◆ Exercise inputs:
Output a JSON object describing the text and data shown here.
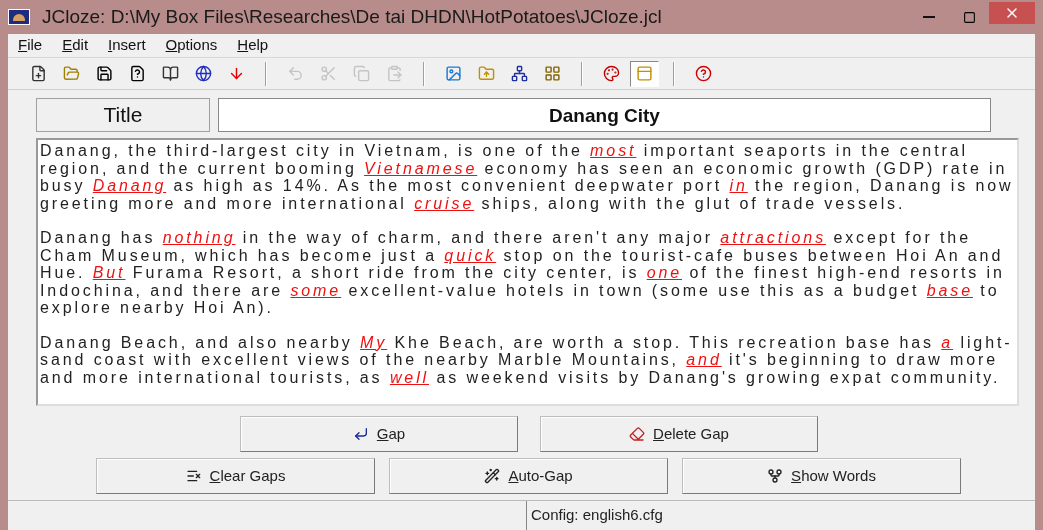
{
  "window": {
    "title": "JCloze: D:\\My Box Files\\Researches\\De tai DHDN\\HotPotatoes\\JCloze.jcl"
  },
  "menu": [
    "File",
    "Edit",
    "Insert",
    "Options",
    "Help"
  ],
  "toolbar": [
    [
      {
        "kind": "new",
        "disabled": false,
        "pressed": false
      },
      {
        "kind": "open",
        "disabled": false,
        "pressed": false
      },
      {
        "kind": "save",
        "disabled": false,
        "pressed": false
      },
      {
        "kind": "saveas",
        "disabled": false,
        "pressed": false
      },
      {
        "kind": "book",
        "disabled": false,
        "pressed": false
      },
      {
        "kind": "web",
        "disabled": false,
        "pressed": false
      },
      {
        "kind": "down",
        "disabled": false,
        "pressed": false
      }
    ],
    [
      {
        "kind": "undo",
        "disabled": true,
        "pressed": false
      },
      {
        "kind": "cut",
        "disabled": true,
        "pressed": false
      },
      {
        "kind": "copy",
        "disabled": true,
        "pressed": false
      },
      {
        "kind": "paste",
        "disabled": true,
        "pressed": false
      }
    ],
    [
      {
        "kind": "export1",
        "disabled": false,
        "pressed": false
      },
      {
        "kind": "export2",
        "disabled": false,
        "pressed": false
      },
      {
        "kind": "export3",
        "disabled": false,
        "pressed": false
      },
      {
        "kind": "export4",
        "disabled": false,
        "pressed": false
      }
    ],
    [
      {
        "kind": "config",
        "disabled": false,
        "pressed": false
      },
      {
        "kind": "dock",
        "disabled": false,
        "pressed": true
      }
    ],
    [
      {
        "kind": "help",
        "disabled": false,
        "pressed": false
      }
    ]
  ],
  "title_label": "Title",
  "title_value": "Danang City",
  "paragraphs": [
    [
      {
        "text": "Danang, the third-largest city in Vietnam, is one of the ",
        "gap": false
      },
      {
        "text": "most",
        "gap": true
      },
      {
        "text": " important seaports in the central region, and the current booming ",
        "gap": false
      },
      {
        "text": "Vietnamese",
        "gap": true
      },
      {
        "text": " economy has seen an economic growth (GDP) rate in busy ",
        "gap": false
      },
      {
        "text": "Danang",
        "gap": true
      },
      {
        "text": " as high as 14%. As the most convenient deepwater port ",
        "gap": false
      },
      {
        "text": "in",
        "gap": true
      },
      {
        "text": " the region, Danang is now greeting more and more international ",
        "gap": false
      },
      {
        "text": "cruise",
        "gap": true
      },
      {
        "text": " ships, along with the glut of trade vessels.",
        "gap": false
      }
    ],
    [
      {
        "text": "Danang has ",
        "gap": false
      },
      {
        "text": "nothing",
        "gap": true
      },
      {
        "text": " in the way of charm, and there aren't any major ",
        "gap": false
      },
      {
        "text": "attractions",
        "gap": true
      },
      {
        "text": " except for the Cham Museum, which has become just a ",
        "gap": false
      },
      {
        "text": "quick",
        "gap": true
      },
      {
        "text": " stop on the tourist-cafe buses between Hoi An and Hue. ",
        "gap": false
      },
      {
        "text": "But",
        "gap": true
      },
      {
        "text": " Furama Resort, a short ride from the city center, is ",
        "gap": false
      },
      {
        "text": "one",
        "gap": true
      },
      {
        "text": " of the finest high-end resorts in Indochina, and there are ",
        "gap": false
      },
      {
        "text": "some",
        "gap": true
      },
      {
        "text": " excellent-value hotels in town (some use this as a budget ",
        "gap": false
      },
      {
        "text": "base",
        "gap": true
      },
      {
        "text": " to explore nearby Hoi An).",
        "gap": false
      }
    ],
    [
      {
        "text": "Danang Beach, and also nearby ",
        "gap": false
      },
      {
        "text": "My",
        "gap": true
      },
      {
        "text": " Khe Beach, are worth a stop. This recreation base has ",
        "gap": false
      },
      {
        "text": "a",
        "gap": true
      },
      {
        "text": " light-sand coast with excellent views of the nearby Marble Mountains, ",
        "gap": false
      },
      {
        "text": "and",
        "gap": true
      },
      {
        "text": " it's beginning to draw more and more international tourists, as ",
        "gap": false
      },
      {
        "text": "well",
        "gap": true
      },
      {
        "text": " as weekend visits by Danang's growing expat community.",
        "gap": false
      }
    ]
  ],
  "buttons_row1": [
    {
      "kind": "gap",
      "label": "Gap"
    },
    {
      "kind": "delete",
      "label": "Delete Gap"
    }
  ],
  "buttons_row2": [
    {
      "kind": "clear",
      "label": "Clear Gaps"
    },
    {
      "kind": "auto",
      "label": "Auto-Gap"
    },
    {
      "kind": "show",
      "label": "Show Words"
    }
  ],
  "status_bar": "Config: english6.cfg"
}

◆ Task: Write out the entries above word for word. Do not include the pictures.

◆ Written response:
Output a JSON object describing the text and data shown here.
{
  "window": {
    "title": "JCloze: D:\\My Box Files\\Researches\\De tai DHDN\\HotPotatoes\\JCloze.jcl"
  },
  "menu": [
    "File",
    "Edit",
    "Insert",
    "Options",
    "Help"
  ],
  "toolbar": [
    [
      {
        "kind": "new",
        "disabled": false,
        "pressed": false
      },
      {
        "kind": "open",
        "disabled": false,
        "pressed": false
      },
      {
        "kind": "save",
        "disabled": false,
        "pressed": false
      },
      {
        "kind": "saveas",
        "disabled": false,
        "pressed": false
      },
      {
        "kind": "book",
        "disabled": false,
        "pressed": false
      },
      {
        "kind": "web",
        "disabled": false,
        "pressed": false
      },
      {
        "kind": "down",
        "disabled": false,
        "pressed": false
      }
    ],
    [
      {
        "kind": "undo",
        "disabled": true,
        "pressed": false
      },
      {
        "kind": "cut",
        "disabled": true,
        "pressed": false
      },
      {
        "kind": "copy",
        "disabled": true,
        "pressed": false
      },
      {
        "kind": "paste",
        "disabled": true,
        "pressed": false
      }
    ],
    [
      {
        "kind": "export1",
        "disabled": false,
        "pressed": false
      },
      {
        "kind": "export2",
        "disabled": false,
        "pressed": false
      },
      {
        "kind": "export3",
        "disabled": false,
        "pressed": false
      },
      {
        "kind": "export4",
        "disabled": false,
        "pressed": false
      }
    ],
    [
      {
        "kind": "config",
        "disabled": false,
        "pressed": false
      },
      {
        "kind": "dock",
        "disabled": false,
        "pressed": true
      }
    ],
    [
      {
        "kind": "help",
        "disabled": false,
        "pressed": false
      }
    ]
  ],
  "title_label": "Title",
  "title_value": "Danang City",
  "paragraphs": [
    [
      {
        "text": "Danang, the third-largest city in Vietnam, is one of the ",
        "gap": false
      },
      {
        "text": "most",
        "gap": true
      },
      {
        "text": " important seaports in the central region, and the current booming ",
        "gap": false
      },
      {
        "text": "Vietnamese",
        "gap": true
      },
      {
        "text": " economy has seen an economic growth (GDP) rate in busy ",
        "gap": false
      },
      {
        "text": "Danang",
        "gap": true
      },
      {
        "text": " as high as 14%. As the most convenient deepwater port ",
        "gap": false
      },
      {
        "text": "in",
        "gap": true
      },
      {
        "text": " the region, Danang is now greeting more and more international ",
        "gap": false
      },
      {
        "text": "cruise",
        "gap": true
      },
      {
        "text": " ships, along with the glut of trade vessels.",
        "gap": false
      }
    ],
    [
      {
        "text": "Danang has ",
        "gap": false
      },
      {
        "text": "nothing",
        "gap": true
      },
      {
        "text": " in the way of charm, and there aren't any major ",
        "gap": false
      },
      {
        "text": "attractions",
        "gap": true
      },
      {
        "text": " except for the Cham Museum, which has become just a ",
        "gap": false
      },
      {
        "text": "quick",
        "gap": true
      },
      {
        "text": " stop on the tourist-cafe buses between Hoi An and Hue. ",
        "gap": false
      },
      {
        "text": "But",
        "gap": true
      },
      {
        "text": " Furama Resort, a short ride from the city center, is ",
        "gap": false
      },
      {
        "text": "one",
        "gap": true
      },
      {
        "text": " of the finest high-end resorts in Indochina, and there are ",
        "gap": false
      },
      {
        "text": "some",
        "gap": true
      },
      {
        "text": " excellent-value hotels in town (some use this as a budget ",
        "gap": false
      },
      {
        "text": "base",
        "gap": true
      },
      {
        "text": " to explore nearby Hoi An).",
        "gap": false
      }
    ],
    [
      {
        "text": "Danang Beach, and also nearby ",
        "gap": false
      },
      {
        "text": "My",
        "gap": true
      },
      {
        "text": " Khe Beach, are worth a stop. This recreation base has ",
        "gap": false
      },
      {
        "text": "a",
        "gap": true
      },
      {
        "text": " light-sand coast with excellent views of the nearby Marble Mountains, ",
        "gap": false
      },
      {
        "text": "and",
        "gap": true
      },
      {
        "text": " it's beginning to draw more and more international tourists, as ",
        "gap": false
      },
      {
        "text": "well",
        "gap": true
      },
      {
        "text": " as weekend visits by Danang's growing expat community.",
        "gap": false
      }
    ]
  ],
  "buttons_row1": [
    {
      "kind": "gap",
      "label": "Gap"
    },
    {
      "kind": "delete",
      "label": "Delete Gap"
    }
  ],
  "buttons_row2": [
    {
      "kind": "clear",
      "label": "Clear Gaps"
    },
    {
      "kind": "auto",
      "label": "Auto-Gap"
    },
    {
      "kind": "show",
      "label": "Show Words"
    }
  ],
  "status_bar": "Config: english6.cfg"
}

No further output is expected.